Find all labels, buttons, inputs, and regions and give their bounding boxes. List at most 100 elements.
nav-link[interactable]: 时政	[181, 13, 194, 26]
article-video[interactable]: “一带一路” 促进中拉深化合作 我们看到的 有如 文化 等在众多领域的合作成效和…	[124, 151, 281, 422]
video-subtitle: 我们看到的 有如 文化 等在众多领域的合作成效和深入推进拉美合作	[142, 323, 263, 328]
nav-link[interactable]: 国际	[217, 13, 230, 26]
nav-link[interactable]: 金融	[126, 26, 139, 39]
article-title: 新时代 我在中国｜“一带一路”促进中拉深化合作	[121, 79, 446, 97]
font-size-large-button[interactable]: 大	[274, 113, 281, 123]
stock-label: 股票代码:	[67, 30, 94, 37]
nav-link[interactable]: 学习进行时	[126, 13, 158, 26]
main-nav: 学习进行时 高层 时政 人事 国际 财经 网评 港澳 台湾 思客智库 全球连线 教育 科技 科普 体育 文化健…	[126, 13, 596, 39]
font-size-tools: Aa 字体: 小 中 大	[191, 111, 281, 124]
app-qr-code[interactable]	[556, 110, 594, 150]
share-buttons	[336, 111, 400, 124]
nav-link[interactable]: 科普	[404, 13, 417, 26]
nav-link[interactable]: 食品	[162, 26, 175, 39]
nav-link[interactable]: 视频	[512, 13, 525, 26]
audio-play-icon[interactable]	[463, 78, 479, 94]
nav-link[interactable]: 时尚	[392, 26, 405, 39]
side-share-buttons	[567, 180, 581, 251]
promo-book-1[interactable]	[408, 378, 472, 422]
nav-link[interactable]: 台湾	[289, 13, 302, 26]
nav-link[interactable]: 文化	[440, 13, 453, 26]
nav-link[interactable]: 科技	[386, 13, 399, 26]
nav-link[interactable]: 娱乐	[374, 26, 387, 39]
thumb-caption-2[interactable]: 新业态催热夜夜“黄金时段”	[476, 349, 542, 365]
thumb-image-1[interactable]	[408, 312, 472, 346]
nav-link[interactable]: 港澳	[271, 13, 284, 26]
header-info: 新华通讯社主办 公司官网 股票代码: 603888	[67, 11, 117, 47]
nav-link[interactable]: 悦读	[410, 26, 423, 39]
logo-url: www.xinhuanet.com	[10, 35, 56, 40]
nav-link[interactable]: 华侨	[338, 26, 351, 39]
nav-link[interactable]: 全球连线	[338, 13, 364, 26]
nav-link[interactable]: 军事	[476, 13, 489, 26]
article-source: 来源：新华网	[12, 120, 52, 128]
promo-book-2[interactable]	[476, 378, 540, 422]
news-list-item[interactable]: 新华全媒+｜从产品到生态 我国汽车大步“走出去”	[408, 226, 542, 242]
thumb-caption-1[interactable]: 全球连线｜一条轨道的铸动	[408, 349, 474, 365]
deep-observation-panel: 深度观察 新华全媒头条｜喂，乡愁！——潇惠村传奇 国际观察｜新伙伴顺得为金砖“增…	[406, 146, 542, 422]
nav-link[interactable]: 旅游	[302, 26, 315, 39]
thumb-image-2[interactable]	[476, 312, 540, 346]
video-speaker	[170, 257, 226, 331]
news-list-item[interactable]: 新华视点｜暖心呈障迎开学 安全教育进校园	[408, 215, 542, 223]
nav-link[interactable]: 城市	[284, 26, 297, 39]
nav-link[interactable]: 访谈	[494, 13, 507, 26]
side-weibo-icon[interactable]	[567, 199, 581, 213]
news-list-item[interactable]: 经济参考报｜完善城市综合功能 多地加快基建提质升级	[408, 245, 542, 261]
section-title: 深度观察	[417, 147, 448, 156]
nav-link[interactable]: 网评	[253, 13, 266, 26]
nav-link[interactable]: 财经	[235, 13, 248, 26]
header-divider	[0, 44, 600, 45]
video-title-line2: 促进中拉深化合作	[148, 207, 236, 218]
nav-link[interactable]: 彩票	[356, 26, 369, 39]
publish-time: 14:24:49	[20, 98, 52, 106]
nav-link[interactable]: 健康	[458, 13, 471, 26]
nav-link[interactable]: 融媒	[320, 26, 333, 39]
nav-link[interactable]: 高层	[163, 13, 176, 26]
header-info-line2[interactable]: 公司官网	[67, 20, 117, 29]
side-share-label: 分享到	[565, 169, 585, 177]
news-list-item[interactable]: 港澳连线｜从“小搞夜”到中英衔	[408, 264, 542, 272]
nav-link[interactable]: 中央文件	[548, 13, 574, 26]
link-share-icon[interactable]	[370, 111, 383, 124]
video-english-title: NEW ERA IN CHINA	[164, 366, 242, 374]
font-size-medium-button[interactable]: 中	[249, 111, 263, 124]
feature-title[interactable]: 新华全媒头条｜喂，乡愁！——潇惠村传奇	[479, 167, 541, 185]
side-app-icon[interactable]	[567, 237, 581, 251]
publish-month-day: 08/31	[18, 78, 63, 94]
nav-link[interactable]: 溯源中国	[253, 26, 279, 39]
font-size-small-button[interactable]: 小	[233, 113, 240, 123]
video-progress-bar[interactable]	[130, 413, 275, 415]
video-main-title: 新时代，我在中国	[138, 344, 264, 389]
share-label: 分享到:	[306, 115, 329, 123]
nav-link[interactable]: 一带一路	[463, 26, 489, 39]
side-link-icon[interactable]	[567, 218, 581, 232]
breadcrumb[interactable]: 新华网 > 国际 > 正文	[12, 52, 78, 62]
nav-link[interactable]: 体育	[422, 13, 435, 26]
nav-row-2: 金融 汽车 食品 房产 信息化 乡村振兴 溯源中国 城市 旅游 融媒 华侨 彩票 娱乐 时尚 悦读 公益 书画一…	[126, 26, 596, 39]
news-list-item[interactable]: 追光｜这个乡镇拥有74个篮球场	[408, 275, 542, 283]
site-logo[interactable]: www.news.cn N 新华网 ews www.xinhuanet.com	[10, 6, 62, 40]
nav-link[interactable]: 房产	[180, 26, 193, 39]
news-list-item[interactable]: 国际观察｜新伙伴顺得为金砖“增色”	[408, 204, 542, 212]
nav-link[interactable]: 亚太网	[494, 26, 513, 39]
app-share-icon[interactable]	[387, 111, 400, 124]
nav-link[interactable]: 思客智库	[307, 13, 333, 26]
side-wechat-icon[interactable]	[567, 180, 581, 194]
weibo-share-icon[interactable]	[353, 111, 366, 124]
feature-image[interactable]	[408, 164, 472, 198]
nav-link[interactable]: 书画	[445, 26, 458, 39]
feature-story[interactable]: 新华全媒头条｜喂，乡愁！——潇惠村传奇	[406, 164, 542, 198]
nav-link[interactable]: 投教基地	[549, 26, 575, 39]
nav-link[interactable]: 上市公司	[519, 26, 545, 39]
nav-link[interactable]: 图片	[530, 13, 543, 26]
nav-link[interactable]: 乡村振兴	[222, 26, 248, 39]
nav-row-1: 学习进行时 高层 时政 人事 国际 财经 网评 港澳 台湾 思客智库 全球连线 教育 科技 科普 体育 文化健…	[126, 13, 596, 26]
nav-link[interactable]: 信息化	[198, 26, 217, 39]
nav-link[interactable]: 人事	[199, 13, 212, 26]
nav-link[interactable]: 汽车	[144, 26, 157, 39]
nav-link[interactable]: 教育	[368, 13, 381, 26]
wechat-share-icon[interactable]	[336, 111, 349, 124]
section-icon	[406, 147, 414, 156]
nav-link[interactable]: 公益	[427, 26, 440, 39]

====

Give the rows from the start through the line containing "video-subtitle: 我们看到的 有如", both ends included, as a JSON list of strings with one string per line and blank lines omitted.

▶ [SOLUTION]:
[
  "Find all labels, buttons, inputs, and regions and give their bounding boxes. List at most 100 elements.",
  "nav-link[interactable]: 时政\t[181, 13, 194, 26]",
  "article-video[interactable]: “一带一路” 促进中拉深化合作 我们看到的 有如 文化 等在众多领域的合作成效和…\t[124, 151, 281, 422]",
  "video-subtitle: 我们看到的 有如 文化 等在众多领域的合作成效和深入推进拉美合作\t[142, 323, 263, 328]"
]